§ **Task**
Wherever "produced" occurs in the entries, copy the line that holds it.

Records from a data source

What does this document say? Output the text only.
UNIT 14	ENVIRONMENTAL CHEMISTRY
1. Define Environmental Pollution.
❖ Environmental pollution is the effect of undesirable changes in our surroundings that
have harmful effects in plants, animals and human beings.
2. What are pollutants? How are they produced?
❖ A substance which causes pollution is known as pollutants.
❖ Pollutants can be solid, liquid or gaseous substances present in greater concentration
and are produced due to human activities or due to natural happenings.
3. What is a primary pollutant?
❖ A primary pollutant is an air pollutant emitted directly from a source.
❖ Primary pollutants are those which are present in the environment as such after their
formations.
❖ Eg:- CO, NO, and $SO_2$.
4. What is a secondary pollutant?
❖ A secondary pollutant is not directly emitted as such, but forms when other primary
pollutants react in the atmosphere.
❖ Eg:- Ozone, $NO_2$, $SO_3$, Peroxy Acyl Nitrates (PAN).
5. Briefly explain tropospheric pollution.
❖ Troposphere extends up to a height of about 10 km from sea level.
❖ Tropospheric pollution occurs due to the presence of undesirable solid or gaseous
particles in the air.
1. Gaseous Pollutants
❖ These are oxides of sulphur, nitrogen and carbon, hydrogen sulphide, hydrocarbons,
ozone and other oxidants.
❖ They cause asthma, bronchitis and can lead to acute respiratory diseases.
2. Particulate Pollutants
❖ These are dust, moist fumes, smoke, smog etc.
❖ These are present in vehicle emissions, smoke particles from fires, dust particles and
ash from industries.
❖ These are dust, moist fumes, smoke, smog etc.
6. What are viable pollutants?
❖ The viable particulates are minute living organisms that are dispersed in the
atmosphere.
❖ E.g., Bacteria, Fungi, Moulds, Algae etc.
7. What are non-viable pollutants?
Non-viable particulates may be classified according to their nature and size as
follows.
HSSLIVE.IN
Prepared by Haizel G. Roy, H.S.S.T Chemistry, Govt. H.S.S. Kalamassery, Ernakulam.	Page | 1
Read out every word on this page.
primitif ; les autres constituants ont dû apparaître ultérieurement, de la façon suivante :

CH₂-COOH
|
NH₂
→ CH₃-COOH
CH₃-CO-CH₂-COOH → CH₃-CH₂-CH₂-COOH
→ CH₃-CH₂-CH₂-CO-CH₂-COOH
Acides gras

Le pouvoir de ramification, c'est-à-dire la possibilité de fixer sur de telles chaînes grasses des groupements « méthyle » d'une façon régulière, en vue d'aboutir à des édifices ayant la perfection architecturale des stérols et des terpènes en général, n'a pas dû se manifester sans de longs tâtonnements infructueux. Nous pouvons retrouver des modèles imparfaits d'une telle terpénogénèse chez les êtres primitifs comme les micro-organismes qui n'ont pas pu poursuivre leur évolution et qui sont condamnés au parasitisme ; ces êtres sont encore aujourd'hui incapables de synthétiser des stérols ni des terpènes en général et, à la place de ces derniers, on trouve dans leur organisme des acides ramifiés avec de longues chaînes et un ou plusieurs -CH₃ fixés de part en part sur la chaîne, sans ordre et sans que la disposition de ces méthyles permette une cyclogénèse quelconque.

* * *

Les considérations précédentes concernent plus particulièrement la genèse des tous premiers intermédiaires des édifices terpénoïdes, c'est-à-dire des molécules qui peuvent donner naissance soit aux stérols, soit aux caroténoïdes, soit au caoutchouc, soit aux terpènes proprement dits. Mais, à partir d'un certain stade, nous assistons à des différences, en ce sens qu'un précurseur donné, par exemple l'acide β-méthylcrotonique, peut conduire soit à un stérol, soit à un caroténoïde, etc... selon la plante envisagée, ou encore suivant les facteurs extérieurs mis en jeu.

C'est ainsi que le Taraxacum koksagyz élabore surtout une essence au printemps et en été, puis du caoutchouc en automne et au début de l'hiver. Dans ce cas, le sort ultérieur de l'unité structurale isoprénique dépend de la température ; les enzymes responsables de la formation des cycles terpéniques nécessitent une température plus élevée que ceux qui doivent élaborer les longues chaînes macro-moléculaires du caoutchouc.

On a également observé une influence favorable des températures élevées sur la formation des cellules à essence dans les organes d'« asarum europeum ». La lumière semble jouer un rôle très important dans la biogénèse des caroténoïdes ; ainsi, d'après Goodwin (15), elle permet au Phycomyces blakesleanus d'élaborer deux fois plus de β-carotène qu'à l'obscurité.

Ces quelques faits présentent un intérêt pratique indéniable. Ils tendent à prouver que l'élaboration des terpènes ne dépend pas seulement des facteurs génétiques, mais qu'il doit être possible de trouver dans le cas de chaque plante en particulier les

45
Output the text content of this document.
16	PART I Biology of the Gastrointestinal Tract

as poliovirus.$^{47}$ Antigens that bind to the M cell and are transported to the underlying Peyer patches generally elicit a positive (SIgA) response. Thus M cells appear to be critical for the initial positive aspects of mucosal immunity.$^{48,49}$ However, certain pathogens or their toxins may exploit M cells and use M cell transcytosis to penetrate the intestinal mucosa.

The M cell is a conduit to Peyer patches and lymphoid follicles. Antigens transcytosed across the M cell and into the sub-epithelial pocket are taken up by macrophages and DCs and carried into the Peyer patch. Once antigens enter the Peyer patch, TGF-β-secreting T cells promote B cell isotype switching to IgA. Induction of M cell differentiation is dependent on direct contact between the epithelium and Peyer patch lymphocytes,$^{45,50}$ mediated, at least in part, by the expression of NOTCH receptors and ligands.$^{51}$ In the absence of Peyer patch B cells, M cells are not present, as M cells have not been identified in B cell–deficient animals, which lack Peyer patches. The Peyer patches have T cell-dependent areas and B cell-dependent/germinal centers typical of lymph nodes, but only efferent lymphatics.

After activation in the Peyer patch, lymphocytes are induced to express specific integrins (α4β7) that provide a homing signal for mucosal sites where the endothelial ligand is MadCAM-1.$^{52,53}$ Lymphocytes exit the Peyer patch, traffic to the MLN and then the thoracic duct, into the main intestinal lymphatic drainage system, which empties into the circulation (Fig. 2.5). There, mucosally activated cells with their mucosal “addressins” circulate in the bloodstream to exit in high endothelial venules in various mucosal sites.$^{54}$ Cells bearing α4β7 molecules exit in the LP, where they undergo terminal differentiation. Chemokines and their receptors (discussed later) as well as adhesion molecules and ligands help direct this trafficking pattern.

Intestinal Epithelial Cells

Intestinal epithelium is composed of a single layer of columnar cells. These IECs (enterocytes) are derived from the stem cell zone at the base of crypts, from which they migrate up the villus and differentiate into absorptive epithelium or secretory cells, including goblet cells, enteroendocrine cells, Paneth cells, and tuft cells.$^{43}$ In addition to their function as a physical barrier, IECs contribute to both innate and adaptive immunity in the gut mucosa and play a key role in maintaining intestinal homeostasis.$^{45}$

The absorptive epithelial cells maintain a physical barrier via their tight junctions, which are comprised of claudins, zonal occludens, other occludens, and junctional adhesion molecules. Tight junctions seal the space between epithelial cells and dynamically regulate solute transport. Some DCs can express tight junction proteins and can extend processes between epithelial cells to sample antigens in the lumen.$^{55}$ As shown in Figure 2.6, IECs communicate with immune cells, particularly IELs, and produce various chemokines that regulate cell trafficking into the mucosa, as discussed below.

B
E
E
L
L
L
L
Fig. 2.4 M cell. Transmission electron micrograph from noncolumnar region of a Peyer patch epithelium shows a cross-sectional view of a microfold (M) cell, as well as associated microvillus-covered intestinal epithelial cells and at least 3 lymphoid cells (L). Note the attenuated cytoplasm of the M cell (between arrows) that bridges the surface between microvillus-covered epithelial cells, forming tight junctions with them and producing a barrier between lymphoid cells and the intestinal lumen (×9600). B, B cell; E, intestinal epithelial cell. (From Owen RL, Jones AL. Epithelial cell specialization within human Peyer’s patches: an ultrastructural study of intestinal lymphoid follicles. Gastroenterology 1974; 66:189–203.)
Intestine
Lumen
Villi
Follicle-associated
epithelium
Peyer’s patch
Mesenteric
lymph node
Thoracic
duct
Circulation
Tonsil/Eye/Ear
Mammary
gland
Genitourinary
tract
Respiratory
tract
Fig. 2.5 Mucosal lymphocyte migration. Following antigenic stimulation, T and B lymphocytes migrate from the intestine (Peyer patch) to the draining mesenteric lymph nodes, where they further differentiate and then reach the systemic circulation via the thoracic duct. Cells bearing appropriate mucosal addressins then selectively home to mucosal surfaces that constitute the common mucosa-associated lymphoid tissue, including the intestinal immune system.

§ **Expected answer**
2. What are pollutants? How are they produced?
and are produced due to human activities or due to natural happenings.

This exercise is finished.